┌──
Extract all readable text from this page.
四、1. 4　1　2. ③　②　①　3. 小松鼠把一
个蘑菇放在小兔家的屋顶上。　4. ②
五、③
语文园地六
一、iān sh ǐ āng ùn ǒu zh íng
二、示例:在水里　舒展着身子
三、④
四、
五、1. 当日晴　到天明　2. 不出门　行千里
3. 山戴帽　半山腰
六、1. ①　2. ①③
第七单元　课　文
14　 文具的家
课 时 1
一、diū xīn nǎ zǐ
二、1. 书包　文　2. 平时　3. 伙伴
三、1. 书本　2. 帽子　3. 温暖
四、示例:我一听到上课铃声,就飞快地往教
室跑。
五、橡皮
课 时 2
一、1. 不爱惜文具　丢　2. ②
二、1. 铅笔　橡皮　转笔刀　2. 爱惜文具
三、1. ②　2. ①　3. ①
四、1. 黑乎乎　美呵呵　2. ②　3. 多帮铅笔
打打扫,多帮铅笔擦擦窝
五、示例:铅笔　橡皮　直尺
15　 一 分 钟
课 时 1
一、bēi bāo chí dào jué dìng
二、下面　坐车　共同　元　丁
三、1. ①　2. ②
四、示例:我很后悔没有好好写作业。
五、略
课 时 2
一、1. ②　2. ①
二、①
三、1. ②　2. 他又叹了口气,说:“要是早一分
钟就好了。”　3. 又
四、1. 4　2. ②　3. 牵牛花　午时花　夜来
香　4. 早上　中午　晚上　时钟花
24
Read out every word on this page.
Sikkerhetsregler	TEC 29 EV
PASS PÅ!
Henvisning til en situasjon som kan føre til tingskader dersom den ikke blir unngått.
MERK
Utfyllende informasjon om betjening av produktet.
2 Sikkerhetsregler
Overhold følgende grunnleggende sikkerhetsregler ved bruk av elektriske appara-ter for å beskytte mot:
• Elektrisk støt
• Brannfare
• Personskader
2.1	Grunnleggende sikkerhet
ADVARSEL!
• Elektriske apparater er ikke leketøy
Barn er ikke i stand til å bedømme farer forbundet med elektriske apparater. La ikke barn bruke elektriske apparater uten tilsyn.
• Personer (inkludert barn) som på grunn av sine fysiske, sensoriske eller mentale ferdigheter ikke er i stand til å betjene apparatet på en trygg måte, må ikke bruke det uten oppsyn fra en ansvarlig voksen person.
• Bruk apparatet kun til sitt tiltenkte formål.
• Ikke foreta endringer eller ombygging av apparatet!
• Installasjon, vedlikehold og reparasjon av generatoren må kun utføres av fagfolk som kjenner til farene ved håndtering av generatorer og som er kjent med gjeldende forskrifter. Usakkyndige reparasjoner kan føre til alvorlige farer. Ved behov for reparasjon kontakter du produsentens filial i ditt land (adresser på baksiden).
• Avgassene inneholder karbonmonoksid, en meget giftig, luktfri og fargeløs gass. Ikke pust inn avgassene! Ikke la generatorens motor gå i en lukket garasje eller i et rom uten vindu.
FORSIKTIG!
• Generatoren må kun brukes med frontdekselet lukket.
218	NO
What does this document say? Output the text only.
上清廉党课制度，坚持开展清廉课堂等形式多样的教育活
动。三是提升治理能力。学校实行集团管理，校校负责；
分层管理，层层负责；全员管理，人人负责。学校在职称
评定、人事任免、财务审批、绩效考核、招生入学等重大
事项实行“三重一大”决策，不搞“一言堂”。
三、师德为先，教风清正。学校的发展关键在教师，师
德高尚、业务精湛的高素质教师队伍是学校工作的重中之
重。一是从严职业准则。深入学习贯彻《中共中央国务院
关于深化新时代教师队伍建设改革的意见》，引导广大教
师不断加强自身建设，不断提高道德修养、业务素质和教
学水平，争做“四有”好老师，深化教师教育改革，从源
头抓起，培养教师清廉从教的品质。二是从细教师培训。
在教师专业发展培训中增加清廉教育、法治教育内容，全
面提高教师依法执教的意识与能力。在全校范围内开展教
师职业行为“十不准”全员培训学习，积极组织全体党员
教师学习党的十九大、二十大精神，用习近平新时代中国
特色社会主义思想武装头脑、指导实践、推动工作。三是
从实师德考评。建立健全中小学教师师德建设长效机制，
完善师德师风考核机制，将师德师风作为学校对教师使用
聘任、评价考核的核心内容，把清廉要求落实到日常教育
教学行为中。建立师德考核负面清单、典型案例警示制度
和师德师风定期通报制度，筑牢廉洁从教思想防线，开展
└──
* _Short problem_
Look over the material above and show each line where "apparater" appears.

* _Full answer_
• Elektriske apparater er ikke leketøy
Barn er ikke i stand til å bedømme farer forbundet med elektriske apparater. La ikke barn bruke elektriske apparater uten tilsyn.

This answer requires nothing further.